What the task asks -> Report only the number of lines holding "image".
(begin)
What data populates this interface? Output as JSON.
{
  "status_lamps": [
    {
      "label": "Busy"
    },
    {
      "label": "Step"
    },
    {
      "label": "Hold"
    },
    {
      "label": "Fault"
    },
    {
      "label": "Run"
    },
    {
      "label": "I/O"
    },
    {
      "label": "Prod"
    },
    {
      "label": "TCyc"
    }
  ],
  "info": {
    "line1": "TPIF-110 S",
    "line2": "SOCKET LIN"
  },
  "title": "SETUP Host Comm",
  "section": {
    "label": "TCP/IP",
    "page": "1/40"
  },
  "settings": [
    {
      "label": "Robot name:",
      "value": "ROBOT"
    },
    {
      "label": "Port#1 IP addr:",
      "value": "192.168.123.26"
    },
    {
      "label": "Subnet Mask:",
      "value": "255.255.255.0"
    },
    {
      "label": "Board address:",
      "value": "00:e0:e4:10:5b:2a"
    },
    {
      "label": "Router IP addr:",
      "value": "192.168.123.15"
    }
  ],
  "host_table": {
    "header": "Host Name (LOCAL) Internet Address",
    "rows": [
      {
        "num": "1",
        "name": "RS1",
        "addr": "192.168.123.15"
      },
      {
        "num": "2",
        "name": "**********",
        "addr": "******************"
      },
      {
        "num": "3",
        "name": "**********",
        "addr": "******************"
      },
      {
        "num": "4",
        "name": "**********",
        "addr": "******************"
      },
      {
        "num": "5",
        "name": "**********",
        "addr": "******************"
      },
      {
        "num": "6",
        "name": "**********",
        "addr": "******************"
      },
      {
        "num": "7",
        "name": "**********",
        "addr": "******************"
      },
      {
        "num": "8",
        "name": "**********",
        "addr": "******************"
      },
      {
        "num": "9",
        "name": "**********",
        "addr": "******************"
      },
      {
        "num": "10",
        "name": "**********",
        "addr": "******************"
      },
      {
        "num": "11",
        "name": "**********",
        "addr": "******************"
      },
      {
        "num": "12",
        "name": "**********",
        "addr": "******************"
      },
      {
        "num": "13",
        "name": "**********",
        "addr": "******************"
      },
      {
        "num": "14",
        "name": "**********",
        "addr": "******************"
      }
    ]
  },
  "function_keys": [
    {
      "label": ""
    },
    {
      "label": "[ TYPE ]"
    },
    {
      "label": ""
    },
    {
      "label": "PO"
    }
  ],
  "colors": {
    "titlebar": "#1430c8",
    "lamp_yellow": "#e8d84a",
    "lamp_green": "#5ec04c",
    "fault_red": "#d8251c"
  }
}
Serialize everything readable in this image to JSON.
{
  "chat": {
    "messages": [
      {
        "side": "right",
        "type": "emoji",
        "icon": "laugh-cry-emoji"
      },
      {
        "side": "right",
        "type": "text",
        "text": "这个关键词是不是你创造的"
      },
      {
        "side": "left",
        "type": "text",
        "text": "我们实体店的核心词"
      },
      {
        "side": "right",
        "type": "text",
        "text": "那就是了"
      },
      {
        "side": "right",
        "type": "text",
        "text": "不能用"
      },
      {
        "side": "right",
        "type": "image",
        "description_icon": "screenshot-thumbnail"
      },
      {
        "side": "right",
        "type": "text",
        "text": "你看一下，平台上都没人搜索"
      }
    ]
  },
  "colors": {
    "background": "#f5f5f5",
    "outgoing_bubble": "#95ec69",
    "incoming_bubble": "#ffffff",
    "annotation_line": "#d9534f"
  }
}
(end)
Result of this exercise -> 2